DATA SUPPLIED
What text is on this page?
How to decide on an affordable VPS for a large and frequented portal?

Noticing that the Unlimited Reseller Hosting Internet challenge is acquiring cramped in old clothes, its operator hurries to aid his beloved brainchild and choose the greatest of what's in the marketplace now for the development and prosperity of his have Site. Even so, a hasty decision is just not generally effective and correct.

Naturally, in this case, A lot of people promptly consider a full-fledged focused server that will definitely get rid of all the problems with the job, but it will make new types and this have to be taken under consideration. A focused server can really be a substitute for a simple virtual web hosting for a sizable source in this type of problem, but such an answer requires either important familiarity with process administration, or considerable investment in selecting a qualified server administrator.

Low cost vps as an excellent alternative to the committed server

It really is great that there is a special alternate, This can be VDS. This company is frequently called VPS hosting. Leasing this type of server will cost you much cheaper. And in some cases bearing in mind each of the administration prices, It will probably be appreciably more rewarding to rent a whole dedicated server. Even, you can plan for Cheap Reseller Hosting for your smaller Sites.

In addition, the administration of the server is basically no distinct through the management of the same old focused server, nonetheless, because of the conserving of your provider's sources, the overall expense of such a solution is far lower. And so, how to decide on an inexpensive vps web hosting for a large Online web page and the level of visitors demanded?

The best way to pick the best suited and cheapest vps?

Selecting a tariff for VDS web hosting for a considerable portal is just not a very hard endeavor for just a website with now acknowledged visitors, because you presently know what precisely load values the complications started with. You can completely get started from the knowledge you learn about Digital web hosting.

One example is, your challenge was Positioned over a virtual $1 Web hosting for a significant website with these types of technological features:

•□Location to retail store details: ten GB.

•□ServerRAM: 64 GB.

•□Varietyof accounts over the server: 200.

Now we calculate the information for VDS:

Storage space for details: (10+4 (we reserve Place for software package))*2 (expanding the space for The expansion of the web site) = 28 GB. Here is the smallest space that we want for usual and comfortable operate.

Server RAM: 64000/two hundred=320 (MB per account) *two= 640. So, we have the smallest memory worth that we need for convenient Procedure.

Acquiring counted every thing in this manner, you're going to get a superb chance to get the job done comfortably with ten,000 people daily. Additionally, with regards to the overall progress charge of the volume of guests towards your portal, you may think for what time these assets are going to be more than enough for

PROBLEM TO SOLVE
Without omitting anything, output the entries exactly.

EXERCISE RESPONSE
What text is on this page?
How to decide on an affordable VPS for a large and frequented portal?

Noticing that the Unlimited Reseller Hosting Internet challenge is acquiring cramped in old clothes, its operator hurries to aid his beloved brainchild and choose the greatest of what's in the marketplace now for the development and prosperity of his have Site. Even so, a hasty decision is just not generally effective and correct.

Naturally, in this case, A lot of people promptly consider a full-fledged focused server that will definitely get rid of all the problems with the job, but it will make new types and this have to be taken under consideration. A focused server can really be a substitute for a simple virtual web hosting for a sizable source in this type of problem, but such an answer requires either important familiarity with process administration, or considerable investment in selecting a qualified server administrator.

Low cost vps as an excellent alternative to the committed server

It really is great that there is a special alternate, This can be VDS. This company is frequently called VPS hosting. Leasing this type of server will cost you much cheaper. And in some cases bearing in mind each of the administration prices, It will probably be appreciably more rewarding to rent a whole dedicated server. Even, you can plan for Cheap Reseller Hosting for your smaller Sites.

In addition, the administration of the server is basically no distinct through the management of the same old focused server, nonetheless, because of the conserving of your provider's sources, the overall expense of such a solution is far lower. And so, how to decide on an inexpensive vps web hosting for a large Online web page and the level of visitors demanded?

The best way to pick the best suited and cheapest vps?

Selecting a tariff for VDS web hosting for a considerable portal is just not a very hard endeavor for just a website with now acknowledged visitors, because you presently know what precisely load values the complications started with. You can completely get started from the knowledge you learn about Digital web hosting.

One example is, your challenge was Positioned over a virtual $1 Web hosting for a significant website with these types of technological features:

•□Location to retail store details: ten GB.

•□ServerRAM: 64 GB.

•□Varietyof accounts over the server: 200.

Now we calculate the information for VDS:

Storage space for details: (10+4 (we reserve Place for software package))*2 (expanding the space for The expansion of the web site) = 28 GB. Here is the smallest space that we want for usual and comfortable operate.

Server RAM: 64000/two hundred=320 (MB per account) *two= 640. So, we have the smallest memory worth that we need for convenient Procedure.

Acquiring counted every thing in this manner, you're going to get a superb chance to get the job done comfortably with ten,000 people daily. Additionally, with regards to the overall progress charge of the volume of guests towards your portal, you may think for what time these assets are going to be more than enough for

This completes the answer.